■ TASK DIRECTIONS
Extract every line below that contains the word "колодке".

■ DATA EXTRACT

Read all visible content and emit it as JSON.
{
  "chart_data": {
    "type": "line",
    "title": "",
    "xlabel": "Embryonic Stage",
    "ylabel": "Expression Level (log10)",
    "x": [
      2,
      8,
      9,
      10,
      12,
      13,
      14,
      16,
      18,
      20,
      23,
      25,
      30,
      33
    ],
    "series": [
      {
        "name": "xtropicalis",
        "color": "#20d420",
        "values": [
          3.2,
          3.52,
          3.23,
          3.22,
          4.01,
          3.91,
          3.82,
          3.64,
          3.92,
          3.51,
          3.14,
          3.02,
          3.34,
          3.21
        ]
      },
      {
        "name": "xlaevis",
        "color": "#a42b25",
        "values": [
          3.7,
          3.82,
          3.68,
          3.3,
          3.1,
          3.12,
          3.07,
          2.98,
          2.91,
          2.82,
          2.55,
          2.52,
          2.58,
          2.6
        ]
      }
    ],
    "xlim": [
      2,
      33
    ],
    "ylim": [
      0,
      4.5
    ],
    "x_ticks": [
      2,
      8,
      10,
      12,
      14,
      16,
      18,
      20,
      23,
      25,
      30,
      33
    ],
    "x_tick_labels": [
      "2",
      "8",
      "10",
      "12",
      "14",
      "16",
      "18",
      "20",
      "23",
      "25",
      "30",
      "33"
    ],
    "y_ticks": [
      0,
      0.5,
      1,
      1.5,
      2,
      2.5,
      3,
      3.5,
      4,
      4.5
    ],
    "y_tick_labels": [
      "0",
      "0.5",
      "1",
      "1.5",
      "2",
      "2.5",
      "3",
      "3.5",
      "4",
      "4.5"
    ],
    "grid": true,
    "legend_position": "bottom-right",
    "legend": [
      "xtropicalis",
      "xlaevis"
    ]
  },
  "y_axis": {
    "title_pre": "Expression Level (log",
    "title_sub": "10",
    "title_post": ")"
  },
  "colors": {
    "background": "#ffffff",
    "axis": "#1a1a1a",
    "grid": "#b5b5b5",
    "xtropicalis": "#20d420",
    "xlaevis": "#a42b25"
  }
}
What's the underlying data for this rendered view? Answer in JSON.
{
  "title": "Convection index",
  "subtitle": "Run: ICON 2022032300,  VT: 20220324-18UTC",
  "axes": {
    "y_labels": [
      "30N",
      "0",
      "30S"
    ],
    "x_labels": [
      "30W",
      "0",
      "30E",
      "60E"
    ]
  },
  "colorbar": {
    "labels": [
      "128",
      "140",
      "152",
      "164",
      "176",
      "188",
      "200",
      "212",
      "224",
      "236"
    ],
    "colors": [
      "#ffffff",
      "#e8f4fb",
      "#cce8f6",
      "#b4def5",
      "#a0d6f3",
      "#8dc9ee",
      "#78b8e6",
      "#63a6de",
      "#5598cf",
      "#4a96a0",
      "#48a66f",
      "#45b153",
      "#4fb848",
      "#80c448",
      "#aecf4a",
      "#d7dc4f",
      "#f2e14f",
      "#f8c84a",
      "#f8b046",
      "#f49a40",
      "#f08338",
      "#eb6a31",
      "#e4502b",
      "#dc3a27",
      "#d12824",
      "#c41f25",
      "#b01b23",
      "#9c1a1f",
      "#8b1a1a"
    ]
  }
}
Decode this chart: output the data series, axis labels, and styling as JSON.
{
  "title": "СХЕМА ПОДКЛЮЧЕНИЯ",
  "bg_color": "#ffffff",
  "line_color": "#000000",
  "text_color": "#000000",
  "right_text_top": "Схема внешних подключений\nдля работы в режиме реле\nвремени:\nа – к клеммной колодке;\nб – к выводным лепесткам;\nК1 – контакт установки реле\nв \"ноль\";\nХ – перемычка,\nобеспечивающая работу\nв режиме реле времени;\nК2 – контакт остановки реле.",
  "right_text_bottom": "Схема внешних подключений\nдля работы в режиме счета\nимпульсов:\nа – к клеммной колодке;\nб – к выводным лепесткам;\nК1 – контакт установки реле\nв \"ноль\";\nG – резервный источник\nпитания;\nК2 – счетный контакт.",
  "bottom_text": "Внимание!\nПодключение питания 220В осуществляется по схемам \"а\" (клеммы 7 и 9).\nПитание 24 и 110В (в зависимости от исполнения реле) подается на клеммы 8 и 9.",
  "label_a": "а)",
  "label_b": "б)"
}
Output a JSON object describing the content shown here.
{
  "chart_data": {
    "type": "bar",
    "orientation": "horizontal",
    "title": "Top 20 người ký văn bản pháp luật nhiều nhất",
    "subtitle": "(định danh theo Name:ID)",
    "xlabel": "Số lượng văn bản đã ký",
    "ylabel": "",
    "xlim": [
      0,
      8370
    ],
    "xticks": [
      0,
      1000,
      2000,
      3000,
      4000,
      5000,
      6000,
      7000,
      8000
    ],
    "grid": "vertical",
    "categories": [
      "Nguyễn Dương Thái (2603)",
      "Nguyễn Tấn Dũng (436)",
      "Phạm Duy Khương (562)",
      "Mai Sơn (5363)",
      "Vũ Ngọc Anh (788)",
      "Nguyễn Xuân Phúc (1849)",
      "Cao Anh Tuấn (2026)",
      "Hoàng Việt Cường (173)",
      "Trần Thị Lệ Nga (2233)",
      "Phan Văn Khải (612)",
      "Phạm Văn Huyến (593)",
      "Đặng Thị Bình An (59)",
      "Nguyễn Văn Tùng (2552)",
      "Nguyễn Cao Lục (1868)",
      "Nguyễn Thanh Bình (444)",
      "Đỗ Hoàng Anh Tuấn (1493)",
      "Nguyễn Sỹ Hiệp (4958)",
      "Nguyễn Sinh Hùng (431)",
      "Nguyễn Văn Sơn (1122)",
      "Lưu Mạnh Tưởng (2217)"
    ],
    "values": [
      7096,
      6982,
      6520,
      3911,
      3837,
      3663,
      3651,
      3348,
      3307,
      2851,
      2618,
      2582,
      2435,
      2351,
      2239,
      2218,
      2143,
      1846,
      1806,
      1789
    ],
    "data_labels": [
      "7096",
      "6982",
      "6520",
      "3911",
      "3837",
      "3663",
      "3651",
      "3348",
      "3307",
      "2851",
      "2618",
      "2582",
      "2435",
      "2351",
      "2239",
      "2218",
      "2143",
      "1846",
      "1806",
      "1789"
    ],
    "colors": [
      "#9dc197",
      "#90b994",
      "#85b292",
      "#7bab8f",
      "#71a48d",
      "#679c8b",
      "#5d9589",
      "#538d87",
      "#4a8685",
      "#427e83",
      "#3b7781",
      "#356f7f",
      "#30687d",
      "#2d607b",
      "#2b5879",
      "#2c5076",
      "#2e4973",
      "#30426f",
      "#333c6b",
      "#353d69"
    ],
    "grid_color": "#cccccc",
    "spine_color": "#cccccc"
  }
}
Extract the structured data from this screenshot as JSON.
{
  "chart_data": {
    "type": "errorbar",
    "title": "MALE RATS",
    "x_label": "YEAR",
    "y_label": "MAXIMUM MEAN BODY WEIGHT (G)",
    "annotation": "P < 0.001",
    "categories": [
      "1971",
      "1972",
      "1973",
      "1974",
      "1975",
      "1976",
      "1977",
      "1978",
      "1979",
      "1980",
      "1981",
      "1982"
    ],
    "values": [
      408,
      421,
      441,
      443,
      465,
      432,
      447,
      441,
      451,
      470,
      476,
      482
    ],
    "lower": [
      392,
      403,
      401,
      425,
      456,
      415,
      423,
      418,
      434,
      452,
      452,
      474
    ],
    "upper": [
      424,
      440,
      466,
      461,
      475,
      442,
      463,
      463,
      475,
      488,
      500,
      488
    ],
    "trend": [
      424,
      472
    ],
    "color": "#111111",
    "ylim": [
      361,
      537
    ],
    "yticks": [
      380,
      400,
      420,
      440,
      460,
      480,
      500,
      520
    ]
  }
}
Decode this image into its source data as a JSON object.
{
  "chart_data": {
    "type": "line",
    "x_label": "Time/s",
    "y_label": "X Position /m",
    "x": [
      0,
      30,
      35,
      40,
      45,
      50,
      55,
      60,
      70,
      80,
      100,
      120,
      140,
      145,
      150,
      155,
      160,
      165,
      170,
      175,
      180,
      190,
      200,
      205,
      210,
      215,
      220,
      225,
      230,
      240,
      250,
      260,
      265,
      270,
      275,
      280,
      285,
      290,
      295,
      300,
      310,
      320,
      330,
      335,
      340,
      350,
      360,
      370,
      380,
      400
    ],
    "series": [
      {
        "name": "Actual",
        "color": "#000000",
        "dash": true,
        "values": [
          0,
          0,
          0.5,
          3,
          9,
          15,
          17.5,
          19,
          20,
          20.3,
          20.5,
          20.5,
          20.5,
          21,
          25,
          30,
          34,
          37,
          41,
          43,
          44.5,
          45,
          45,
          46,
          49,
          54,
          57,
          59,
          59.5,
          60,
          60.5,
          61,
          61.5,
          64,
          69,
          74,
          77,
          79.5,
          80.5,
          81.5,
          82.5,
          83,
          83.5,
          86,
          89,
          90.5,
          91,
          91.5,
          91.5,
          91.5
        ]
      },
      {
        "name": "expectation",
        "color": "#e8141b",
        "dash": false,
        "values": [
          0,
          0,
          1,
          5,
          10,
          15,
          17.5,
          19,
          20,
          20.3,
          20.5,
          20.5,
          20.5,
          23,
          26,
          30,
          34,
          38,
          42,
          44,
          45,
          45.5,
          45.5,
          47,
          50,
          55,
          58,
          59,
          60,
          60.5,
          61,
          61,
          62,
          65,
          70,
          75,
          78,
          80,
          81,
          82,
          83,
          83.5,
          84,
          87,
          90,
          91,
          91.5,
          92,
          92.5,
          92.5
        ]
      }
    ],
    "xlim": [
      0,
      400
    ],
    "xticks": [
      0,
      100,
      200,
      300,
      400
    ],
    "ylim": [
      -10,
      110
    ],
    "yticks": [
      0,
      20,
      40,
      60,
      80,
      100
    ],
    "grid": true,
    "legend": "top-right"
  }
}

■ EXERCISE SOLUTION
  "right_text_top": "Схема внешних подключений\nдля работы в режиме реле\nвремени:\nа – к клеммной колодке;\nб – к выводным лепесткам;\nК1 – контакт установки реле\nв \"ноль\";\nХ – перемычка,\nобеспечивающая работу\nв режиме реле времени;\nК2 – контакт остановки реле.",
  "right_text_bottom": "Схема внешних подключений\nдля работы в режиме счета\nимпульсов:\nа – к клеммной колодке;\nб – к выводным лепесткам;\nК1 – контакт установки реле\nв \"ноль\";\nG – резервный источник\nпитания;\nК2 – счетный контакт.",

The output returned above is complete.